■ AIM OF THE EXERCISE:
Count the lines below that contain the word "Kassenkredite". Give only the number.

* START EXTRACTED INFORMATION *

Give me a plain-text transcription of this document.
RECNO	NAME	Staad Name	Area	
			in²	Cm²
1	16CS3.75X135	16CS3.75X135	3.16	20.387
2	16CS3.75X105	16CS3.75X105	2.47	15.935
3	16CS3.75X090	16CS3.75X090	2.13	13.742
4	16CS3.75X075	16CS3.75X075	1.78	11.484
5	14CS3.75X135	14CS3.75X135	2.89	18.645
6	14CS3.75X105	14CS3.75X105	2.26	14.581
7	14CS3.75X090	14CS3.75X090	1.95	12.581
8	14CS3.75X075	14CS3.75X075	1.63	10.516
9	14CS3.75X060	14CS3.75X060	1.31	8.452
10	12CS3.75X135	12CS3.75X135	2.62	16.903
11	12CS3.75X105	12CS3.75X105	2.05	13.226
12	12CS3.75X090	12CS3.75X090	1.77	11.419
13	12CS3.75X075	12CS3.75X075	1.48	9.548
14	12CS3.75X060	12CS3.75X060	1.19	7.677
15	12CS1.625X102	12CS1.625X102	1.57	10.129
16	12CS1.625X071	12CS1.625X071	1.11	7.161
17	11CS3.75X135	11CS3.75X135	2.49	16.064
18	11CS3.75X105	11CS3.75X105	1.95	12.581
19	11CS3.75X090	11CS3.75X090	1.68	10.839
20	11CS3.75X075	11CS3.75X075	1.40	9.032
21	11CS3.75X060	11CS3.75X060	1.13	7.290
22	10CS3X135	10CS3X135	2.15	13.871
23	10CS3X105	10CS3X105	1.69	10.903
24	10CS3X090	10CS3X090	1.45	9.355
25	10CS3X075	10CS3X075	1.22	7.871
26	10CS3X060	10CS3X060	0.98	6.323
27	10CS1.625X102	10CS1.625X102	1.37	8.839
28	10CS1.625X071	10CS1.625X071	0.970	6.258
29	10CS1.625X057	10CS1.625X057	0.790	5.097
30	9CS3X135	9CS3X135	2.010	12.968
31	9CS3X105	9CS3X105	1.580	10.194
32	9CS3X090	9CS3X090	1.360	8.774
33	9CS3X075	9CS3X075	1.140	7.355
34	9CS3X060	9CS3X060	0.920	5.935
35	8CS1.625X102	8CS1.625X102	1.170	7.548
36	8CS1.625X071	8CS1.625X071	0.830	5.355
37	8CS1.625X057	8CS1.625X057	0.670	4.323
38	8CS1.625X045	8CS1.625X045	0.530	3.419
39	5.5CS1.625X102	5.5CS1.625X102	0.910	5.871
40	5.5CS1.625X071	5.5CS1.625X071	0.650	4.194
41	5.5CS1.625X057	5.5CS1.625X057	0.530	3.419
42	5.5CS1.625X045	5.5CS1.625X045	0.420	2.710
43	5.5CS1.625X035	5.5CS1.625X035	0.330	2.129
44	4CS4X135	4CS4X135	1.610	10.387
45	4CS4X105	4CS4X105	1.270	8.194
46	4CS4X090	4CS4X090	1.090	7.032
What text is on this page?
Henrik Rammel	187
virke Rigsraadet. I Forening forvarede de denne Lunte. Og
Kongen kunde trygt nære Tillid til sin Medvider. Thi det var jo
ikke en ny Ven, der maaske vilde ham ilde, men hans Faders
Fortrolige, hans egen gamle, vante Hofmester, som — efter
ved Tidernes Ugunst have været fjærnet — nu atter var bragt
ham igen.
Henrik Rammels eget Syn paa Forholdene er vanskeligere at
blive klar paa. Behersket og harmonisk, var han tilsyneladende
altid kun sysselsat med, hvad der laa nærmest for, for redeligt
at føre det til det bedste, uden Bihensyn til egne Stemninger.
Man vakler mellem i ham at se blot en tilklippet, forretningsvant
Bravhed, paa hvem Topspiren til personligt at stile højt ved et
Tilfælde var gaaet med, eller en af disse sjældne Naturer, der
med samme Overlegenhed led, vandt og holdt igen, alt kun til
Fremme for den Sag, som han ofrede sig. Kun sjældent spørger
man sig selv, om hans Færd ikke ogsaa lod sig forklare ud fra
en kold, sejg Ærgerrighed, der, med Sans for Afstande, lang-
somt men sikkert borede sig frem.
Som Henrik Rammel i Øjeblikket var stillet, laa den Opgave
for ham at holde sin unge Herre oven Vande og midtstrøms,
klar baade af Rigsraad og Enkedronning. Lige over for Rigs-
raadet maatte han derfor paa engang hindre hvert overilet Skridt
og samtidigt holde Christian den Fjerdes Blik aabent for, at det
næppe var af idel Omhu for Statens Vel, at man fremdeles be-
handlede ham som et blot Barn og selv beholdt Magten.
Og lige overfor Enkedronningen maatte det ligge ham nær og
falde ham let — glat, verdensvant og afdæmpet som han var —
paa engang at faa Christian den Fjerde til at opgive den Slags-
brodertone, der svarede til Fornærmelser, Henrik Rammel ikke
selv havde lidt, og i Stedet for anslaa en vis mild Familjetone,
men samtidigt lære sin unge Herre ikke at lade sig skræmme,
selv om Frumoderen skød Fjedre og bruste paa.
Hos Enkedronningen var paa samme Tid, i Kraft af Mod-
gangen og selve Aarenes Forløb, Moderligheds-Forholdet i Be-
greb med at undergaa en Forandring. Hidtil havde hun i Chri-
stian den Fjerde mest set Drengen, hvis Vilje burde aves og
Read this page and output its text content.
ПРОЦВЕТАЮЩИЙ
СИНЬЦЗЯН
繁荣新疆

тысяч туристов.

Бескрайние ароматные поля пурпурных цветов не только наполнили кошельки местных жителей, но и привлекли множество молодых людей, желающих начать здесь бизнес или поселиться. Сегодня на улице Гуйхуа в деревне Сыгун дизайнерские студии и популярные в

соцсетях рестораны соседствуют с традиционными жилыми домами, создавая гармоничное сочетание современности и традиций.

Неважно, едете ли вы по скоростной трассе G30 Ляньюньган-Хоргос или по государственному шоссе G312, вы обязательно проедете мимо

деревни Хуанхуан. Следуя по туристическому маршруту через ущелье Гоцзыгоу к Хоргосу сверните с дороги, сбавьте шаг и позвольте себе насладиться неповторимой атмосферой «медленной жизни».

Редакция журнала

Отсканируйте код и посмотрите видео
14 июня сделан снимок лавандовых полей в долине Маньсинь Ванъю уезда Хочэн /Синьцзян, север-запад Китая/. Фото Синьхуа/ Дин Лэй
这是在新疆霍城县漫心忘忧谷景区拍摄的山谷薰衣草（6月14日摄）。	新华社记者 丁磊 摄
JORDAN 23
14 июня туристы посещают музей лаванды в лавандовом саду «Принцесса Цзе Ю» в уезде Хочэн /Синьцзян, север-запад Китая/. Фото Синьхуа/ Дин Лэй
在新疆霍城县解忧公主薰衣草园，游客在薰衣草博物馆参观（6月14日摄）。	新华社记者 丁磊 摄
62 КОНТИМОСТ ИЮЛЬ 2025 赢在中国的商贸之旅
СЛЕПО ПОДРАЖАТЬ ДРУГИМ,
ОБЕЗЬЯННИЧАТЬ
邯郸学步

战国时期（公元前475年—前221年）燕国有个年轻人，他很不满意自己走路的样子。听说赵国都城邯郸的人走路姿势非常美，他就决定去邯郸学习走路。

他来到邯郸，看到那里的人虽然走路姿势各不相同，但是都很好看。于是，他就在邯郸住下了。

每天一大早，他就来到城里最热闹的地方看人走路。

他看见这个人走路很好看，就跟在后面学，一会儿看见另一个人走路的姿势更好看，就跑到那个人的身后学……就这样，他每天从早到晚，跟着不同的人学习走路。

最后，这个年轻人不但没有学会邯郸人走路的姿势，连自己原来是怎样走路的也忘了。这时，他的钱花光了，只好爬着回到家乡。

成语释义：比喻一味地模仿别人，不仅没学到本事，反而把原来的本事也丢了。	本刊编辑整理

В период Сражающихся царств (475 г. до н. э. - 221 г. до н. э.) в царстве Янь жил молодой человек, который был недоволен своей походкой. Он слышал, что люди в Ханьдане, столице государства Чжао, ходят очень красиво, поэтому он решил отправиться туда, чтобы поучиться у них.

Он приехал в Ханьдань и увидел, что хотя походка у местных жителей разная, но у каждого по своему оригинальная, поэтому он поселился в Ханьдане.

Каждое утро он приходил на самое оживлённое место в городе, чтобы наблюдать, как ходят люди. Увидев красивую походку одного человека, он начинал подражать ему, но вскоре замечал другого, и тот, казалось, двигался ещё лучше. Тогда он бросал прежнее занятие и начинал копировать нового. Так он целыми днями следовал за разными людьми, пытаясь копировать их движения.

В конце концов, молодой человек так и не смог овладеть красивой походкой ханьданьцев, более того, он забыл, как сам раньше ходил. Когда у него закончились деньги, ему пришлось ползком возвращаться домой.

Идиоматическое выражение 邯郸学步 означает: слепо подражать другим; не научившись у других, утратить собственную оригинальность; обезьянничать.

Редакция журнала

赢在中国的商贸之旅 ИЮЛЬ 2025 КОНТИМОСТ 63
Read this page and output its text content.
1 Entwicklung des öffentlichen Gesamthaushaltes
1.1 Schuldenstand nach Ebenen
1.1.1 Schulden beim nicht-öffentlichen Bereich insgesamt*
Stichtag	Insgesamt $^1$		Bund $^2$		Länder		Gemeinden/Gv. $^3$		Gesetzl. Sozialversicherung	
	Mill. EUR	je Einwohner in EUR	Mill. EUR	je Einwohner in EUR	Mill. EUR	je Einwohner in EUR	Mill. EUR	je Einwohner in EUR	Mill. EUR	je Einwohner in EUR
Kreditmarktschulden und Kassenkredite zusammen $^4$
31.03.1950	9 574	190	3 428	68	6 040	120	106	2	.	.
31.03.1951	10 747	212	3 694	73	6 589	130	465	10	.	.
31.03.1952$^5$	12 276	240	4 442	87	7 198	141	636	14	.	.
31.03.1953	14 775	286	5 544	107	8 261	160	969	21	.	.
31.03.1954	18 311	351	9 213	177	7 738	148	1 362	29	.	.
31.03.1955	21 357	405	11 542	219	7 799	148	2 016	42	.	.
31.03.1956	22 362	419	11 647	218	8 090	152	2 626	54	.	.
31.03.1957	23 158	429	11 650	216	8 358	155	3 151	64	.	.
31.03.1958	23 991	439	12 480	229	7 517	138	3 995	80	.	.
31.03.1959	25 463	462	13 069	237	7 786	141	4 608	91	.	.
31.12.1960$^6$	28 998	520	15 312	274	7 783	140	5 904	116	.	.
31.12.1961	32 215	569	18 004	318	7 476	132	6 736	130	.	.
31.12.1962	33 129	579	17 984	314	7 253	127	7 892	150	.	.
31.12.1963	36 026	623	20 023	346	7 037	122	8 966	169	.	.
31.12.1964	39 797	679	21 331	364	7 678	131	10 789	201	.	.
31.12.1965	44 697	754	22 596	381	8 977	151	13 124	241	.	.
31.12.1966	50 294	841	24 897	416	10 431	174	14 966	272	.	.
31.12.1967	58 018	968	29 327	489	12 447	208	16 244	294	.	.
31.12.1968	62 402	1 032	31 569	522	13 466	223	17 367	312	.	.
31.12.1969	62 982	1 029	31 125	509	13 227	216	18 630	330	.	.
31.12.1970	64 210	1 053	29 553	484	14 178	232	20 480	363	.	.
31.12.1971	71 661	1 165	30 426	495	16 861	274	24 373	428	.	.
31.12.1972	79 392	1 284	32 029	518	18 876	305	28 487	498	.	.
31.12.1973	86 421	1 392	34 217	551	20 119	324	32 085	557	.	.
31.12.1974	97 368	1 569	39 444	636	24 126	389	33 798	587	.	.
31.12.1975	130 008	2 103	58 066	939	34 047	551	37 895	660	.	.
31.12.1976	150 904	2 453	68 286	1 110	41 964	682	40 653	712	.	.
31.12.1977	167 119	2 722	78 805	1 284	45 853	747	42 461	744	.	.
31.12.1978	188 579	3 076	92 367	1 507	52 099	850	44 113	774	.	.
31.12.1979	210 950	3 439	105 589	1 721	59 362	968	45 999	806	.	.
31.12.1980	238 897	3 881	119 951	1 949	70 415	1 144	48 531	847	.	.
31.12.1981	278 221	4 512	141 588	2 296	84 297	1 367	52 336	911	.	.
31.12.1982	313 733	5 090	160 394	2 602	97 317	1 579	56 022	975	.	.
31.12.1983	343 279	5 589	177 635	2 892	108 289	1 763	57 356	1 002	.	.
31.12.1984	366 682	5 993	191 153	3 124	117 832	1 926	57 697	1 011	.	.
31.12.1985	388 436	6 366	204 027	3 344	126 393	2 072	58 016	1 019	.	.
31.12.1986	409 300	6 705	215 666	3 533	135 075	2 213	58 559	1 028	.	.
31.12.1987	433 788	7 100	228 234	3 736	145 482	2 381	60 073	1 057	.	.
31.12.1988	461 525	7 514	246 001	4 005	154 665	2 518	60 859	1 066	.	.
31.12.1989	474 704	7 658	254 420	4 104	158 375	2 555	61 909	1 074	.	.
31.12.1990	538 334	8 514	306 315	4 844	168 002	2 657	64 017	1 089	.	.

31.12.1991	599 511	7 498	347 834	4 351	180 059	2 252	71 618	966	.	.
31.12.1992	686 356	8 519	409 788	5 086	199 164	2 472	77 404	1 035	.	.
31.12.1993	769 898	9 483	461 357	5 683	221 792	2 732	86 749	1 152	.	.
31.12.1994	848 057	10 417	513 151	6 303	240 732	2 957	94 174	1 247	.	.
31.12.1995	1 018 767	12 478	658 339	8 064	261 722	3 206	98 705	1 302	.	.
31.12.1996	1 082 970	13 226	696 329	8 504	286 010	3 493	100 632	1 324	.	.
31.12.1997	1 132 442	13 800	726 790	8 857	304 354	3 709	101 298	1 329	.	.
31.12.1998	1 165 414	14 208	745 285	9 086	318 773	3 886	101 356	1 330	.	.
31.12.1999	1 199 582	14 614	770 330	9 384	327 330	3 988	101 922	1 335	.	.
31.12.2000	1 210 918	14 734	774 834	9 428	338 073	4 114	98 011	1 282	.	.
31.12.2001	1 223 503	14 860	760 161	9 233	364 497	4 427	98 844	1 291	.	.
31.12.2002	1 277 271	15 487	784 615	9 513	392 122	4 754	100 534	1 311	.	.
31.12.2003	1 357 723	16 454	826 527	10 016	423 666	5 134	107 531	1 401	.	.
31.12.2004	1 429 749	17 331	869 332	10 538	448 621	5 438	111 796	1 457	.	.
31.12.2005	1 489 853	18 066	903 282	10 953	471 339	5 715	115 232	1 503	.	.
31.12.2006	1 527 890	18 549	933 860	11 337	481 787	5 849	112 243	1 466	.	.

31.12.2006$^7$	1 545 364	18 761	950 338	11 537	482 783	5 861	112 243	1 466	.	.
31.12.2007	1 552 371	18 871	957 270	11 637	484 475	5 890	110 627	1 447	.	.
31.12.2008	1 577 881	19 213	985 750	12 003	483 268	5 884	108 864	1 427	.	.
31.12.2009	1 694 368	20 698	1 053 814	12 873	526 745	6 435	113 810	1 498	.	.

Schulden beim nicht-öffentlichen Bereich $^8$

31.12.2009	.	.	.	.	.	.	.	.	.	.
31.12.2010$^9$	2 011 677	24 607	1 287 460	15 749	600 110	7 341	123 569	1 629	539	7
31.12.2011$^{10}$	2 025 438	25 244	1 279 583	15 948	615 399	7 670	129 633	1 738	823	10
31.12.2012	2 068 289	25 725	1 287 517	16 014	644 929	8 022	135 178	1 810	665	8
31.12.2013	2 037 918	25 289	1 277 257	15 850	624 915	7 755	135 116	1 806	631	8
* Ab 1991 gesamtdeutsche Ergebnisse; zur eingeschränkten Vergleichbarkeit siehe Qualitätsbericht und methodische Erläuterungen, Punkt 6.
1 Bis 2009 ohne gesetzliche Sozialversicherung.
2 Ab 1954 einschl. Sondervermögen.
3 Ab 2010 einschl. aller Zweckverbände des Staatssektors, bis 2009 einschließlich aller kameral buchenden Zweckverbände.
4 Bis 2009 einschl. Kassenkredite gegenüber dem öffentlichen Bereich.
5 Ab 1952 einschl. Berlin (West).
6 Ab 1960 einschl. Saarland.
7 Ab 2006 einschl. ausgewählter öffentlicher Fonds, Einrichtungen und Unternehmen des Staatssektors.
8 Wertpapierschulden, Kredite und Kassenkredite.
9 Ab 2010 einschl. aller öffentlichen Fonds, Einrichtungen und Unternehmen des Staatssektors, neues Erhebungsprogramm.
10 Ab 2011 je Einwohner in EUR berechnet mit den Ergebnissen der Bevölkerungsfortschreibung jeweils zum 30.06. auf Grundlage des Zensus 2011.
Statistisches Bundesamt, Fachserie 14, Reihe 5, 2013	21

* END EXTRACTED INFORMATION *

■ TASK SOLUTION:
3